→ EXERCISE TASK
Copy the lines that follow, keeping every character the same.

[Stored items]
[Start]

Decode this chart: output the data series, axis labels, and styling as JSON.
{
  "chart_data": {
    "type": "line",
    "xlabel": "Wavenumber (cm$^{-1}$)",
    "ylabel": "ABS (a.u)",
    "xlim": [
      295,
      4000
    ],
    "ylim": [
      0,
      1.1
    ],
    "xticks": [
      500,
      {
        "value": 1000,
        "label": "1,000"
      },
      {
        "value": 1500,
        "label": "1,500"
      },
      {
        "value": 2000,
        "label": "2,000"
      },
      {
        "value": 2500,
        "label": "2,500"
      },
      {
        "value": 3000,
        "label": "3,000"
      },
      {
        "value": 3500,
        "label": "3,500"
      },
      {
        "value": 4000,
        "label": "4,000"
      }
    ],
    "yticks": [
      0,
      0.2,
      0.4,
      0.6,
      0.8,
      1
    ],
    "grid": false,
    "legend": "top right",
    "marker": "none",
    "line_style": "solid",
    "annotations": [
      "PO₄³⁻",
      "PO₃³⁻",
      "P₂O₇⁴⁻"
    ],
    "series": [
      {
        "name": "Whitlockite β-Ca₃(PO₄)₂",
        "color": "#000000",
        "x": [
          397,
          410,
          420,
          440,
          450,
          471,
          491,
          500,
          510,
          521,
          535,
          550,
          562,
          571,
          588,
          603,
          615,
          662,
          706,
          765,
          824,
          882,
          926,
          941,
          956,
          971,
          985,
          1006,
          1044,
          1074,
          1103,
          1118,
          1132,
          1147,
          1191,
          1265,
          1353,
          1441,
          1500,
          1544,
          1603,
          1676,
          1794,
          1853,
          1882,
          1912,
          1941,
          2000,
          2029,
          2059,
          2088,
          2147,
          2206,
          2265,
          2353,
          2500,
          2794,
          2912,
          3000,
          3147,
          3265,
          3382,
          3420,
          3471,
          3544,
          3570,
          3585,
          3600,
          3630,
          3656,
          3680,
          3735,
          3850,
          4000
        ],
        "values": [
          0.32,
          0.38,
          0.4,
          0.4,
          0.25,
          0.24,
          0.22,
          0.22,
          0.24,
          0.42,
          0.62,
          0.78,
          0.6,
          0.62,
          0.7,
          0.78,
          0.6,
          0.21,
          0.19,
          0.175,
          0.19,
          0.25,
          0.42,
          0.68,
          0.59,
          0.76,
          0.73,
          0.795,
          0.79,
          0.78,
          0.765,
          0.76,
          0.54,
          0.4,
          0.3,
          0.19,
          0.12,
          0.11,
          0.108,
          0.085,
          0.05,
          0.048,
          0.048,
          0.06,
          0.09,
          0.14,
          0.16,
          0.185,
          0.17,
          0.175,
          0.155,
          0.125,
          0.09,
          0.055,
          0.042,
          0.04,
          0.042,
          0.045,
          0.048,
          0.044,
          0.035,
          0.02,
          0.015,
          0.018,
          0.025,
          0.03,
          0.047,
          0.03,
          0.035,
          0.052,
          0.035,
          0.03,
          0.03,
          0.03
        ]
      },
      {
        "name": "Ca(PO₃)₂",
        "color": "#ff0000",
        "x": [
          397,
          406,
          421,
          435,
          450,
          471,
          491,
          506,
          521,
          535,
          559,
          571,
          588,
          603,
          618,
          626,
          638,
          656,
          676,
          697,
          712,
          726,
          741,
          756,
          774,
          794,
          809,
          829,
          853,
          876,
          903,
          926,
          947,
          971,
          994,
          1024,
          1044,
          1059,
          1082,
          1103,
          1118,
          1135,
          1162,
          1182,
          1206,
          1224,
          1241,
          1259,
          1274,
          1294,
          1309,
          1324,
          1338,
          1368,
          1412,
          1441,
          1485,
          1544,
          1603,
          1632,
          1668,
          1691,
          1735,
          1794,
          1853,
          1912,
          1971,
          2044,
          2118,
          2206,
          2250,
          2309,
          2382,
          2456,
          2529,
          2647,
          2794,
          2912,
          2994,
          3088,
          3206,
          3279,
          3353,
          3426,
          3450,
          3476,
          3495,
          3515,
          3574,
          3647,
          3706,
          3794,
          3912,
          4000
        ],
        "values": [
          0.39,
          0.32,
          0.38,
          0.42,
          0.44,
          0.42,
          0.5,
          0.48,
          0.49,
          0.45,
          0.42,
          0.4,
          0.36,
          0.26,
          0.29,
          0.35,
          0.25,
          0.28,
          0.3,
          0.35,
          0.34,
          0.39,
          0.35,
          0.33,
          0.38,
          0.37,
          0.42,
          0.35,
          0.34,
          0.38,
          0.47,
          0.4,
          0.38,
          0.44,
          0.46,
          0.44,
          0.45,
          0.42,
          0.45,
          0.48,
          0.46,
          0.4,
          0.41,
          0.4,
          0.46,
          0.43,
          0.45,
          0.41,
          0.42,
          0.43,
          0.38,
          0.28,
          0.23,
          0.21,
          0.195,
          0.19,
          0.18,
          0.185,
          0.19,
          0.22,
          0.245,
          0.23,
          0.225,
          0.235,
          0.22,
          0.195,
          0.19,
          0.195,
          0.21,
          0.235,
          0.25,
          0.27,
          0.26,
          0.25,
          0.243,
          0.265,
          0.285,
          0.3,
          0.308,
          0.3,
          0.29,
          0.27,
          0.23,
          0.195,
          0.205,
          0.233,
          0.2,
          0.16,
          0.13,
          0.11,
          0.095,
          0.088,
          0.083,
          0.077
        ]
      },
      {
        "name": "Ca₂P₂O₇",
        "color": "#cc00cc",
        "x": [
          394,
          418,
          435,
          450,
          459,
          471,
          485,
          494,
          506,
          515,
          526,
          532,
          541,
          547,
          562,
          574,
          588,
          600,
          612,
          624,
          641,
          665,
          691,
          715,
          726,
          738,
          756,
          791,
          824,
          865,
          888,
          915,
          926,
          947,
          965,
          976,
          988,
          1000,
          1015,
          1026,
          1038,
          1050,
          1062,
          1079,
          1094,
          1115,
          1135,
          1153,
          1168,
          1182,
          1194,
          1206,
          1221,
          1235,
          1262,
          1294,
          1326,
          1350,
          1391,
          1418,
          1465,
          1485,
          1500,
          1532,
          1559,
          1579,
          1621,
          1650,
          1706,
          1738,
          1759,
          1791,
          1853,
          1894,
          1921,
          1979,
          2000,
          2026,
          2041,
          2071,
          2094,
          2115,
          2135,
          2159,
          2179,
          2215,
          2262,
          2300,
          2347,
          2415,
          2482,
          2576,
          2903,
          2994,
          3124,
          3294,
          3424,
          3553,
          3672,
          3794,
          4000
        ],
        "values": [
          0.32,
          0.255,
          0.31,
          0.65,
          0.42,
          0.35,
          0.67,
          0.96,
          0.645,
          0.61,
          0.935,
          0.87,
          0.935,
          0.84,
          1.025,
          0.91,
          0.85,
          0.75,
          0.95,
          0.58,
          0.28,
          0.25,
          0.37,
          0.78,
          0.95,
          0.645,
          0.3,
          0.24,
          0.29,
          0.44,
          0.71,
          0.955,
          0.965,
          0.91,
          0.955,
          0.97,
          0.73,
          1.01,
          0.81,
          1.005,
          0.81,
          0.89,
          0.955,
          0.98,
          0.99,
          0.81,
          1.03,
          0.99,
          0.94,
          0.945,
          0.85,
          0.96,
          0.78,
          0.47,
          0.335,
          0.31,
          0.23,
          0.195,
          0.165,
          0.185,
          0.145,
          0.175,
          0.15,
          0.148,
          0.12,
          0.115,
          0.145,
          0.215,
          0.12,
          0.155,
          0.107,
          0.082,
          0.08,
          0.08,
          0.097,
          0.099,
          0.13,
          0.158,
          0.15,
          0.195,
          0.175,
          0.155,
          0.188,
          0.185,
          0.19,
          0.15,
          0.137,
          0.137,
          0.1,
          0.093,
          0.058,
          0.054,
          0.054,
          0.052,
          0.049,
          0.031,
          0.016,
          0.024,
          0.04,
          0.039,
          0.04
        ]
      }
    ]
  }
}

[End]

→ RESPONSE TO THIS EXERCISE
Decode this chart: output the data series, axis labels, and styling as JSON.
{
  "chart_data": {
    "type": "line",
    "xlabel": "Wavenumber (cm$^{-1}$)",
    "ylabel": "ABS (a.u)",
    "xlim": [
      295,
      4000
    ],
    "ylim": [
      0,
      1.1
    ],
    "xticks": [
      500,
      {
        "value": 1000,
        "label": "1,000"
      },
      {
        "value": 1500,
        "label": "1,500"
      },
      {
        "value": 2000,
        "label": "2,000"
      },
      {
        "value": 2500,
        "label": "2,500"
      },
      {
        "value": 3000,
        "label": "3,000"
      },
      {
        "value": 3500,
        "label": "3,500"
      },
      {
        "value": 4000,
        "label": "4,000"
      }
    ],
    "yticks": [
      0,
      0.2,
      0.4,
      0.6,
      0.8,
      1
    ],
    "grid": false,
    "legend": "top right",
    "marker": "none",
    "line_style": "solid",
    "annotations": [
      "PO₄³⁻",
      "PO₃³⁻",
      "P₂O₇⁴⁻"
    ],
    "series": [
      {
        "name": "Whitlockite β-Ca₃(PO₄)₂",
        "color": "#000000",
        "x": [
          397,
          410,
          420,
          440,
          450,
          471,
          491,
          500,
          510,
          521,
          535,
          550,
          562,
          571,
          588,
          603,
          615,
          662,
          706,
          765,
          824,
          882,
          926,
          941,
          956,
          971,
          985,
          1006,
          1044,
          1074,
          1103,
          1118,
          1132,
          1147,
          1191,
          1265,
          1353,
          1441,
          1500,
          1544,
          1603,
          1676,
          1794,
          1853,
          1882,
          1912,
          1941,
          2000,
          2029,
          2059,
          2088,
          2147,
          2206,
          2265,
          2353,
          2500,
          2794,
          2912,
          3000,
          3147,
          3265,
          3382,
          3420,
          3471,
          3544,
          3570,
          3585,
          3600,
          3630,
          3656,
          3680,
          3735,
          3850,
          4000
        ],
        "values": [
          0.32,
          0.38,
          0.4,
          0.4,
          0.25,
          0.24,
          0.22,
          0.22,
          0.24,
          0.42,
          0.62,
          0.78,
          0.6,
          0.62,
          0.7,
          0.78,
          0.6,
          0.21,
          0.19,
          0.175,
          0.19,
          0.25,
          0.42,
          0.68,
          0.59,
          0.76,
          0.73,
          0.795,
          0.79,
          0.78,
          0.765,
          0.76,
          0.54,
          0.4,
          0.3,
          0.19,
          0.12,
          0.11,
          0.108,
          0.085,
          0.05,
          0.048,
          0.048,
          0.06,
          0.09,
          0.14,
          0.16,
          0.185,
          0.17,
          0.175,
          0.155,
          0.125,
          0.09,
          0.055,
          0.042,
          0.04,
          0.042,
          0.045,
          0.048,
          0.044,
          0.035,
          0.02,
          0.015,
          0.018,
          0.025,
          0.03,
          0.047,
          0.03,
          0.035,
          0.052,
          0.035,
          0.03,
          0.03,
          0.03
        ]
      },
      {
        "name": "Ca(PO₃)₂",
        "color": "#ff0000",
        "x": [
          397,
          406,
          421,
          435,
          450,
          471,
          491,
          506,
          521,
          535,
          559,
          571,
          588,
          603,
          618,
          626,
          638,
          656,
          676,
          697,
          712,
          726,
          741,
          756,
          774,
          794,
          809,
          829,
          853,
          876,
          903,
          926,
          947,
          971,
          994,
          1024,
          1044,
          1059,
          1082,
          1103,
          1118,
          1135,
          1162,
          1182,
          1206,
          1224,
          1241,
          1259,
          1274,
          1294,
          1309,
          1324,
          1338,
          1368,
          1412,
          1441,
          1485,
          1544,
          1603,
          1632,
          1668,
          1691,
          1735,
          1794,
          1853,
          1912,
          1971,
          2044,
          2118,
          2206,
          2250,
          2309,
          2382,
          2456,
          2529,
          2647,
          2794,
          2912,
          2994,
          3088,
          3206,
          3279,
          3353,
          3426,
          3450,
          3476,
          3495,
          3515,
          3574,
          3647,
          3706,
          3794,
          3912,
          4000
        ],
        "values": [
          0.39,
          0.32,
          0.38,
          0.42,
          0.44,
          0.42,
          0.5,
          0.48,
          0.49,
          0.45,
          0.42,
          0.4,
          0.36,
          0.26,
          0.29,
          0.35,
          0.25,
          0.28,
          0.3,
          0.35,
          0.34,
          0.39,
          0.35,
          0.33,
          0.38,
          0.37,
          0.42,
          0.35,
          0.34,
          0.38,
          0.47,
          0.4,
          0.38,
          0.44,
          0.46,
          0.44,
          0.45,
          0.42,
          0.45,
          0.48,
          0.46,
          0.4,
          0.41,
          0.4,
          0.46,
          0.43,
          0.45,
          0.41,
          0.42,
          0.43,
          0.38,
          0.28,
          0.23,
          0.21,
          0.195,
          0.19,
          0.18,
          0.185,
          0.19,
          0.22,
          0.245,
          0.23,
          0.225,
          0.235,
          0.22,
          0.195,
          0.19,
          0.195,
          0.21,
          0.235,
          0.25,
          0.27,
          0.26,
          0.25,
          0.243,
          0.265,
          0.285,
          0.3,
          0.308,
          0.3,
          0.29,
          0.27,
          0.23,
          0.195,
          0.205,
          0.233,
          0.2,
          0.16,
          0.13,
          0.11,
          0.095,
          0.088,
          0.083,
          0.077
        ]
      },
      {
        "name": "Ca₂P₂O₇",
        "color": "#cc00cc",
        "x": [
          394,
          418,
          435,
          450,
          459,
          471,
          485,
          494,
          506,
          515,
          526,
          532,
          541,
          547,
          562,
          574,
          588,
          600,
          612,
          624,
          641,
          665,
          691,
          715,
          726,
          738,
          756,
          791,
          824,
          865,
          888,
          915,
          926,
          947,
          965,
          976,
          988,
          1000,
          1015,
          1026,
          1038,
          1050,
          1062,
          1079,
          1094,
          1115,
          1135,
          1153,
          1168,
          1182,
          1194,
          1206,
          1221,
          1235,
          1262,
          1294,
          1326,
          1350,
          1391,
          1418,
          1465,
          1485,
          1500,
          1532,
          1559,
          1579,
          1621,
          1650,
          1706,
          1738,
          1759,
          1791,
          1853,
          1894,
          1921,
          1979,
          2000,
          2026,
          2041,
          2071,
          2094,
          2115,
          2135,
          2159,
          2179,
          2215,
          2262,
          2300,
          2347,
          2415,
          2482,
          2576,
          2903,
          2994,
          3124,
          3294,
          3424,
          3553,
          3672,
          3794,
          4000
        ],
        "values": [
          0.32,
          0.255,
          0.31,
          0.65,
          0.42,
          0.35,
          0.67,
          0.96,
          0.645,
          0.61,
          0.935,
          0.87,
          0.935,
          0.84,
          1.025,
          0.91,
          0.85,
          0.75,
          0.95,
          0.58,
          0.28,
          0.25,
          0.37,
          0.78,
          0.95,
          0.645,
          0.3,
          0.24,
          0.29,
          0.44,
          0.71,
          0.955,
          0.965,
          0.91,
          0.955,
          0.97,
          0.73,
          1.01,
          0.81,
          1.005,
          0.81,
          0.89,
          0.955,
          0.98,
          0.99,
          0.81,
          1.03,
          0.99,
          0.94,
          0.945,
          0.85,
          0.96,
          0.78,
          0.47,
          0.335,
          0.31,
          0.23,
          0.195,
          0.165,
          0.185,
          0.145,
          0.175,
          0.15,
          0.148,
          0.12,
          0.115,
          0.145,
          0.215,
          0.12,
          0.155,
          0.107,
          0.082,
          0.08,
          0.08,
          0.097,
          0.099,
          0.13,
          0.158,
          0.15,
          0.195,
          0.175,
          0.155,
          0.188,
          0.185,
          0.19,
          0.15,
          0.137,
          0.137,
          0.1,
          0.093,
          0.058,
          0.054,
          0.054,
          0.052,
          0.049,
          0.031,
          0.016,
          0.024,
          0.04,
          0.039,
          0.04
        ]
      }
    ]
  }
}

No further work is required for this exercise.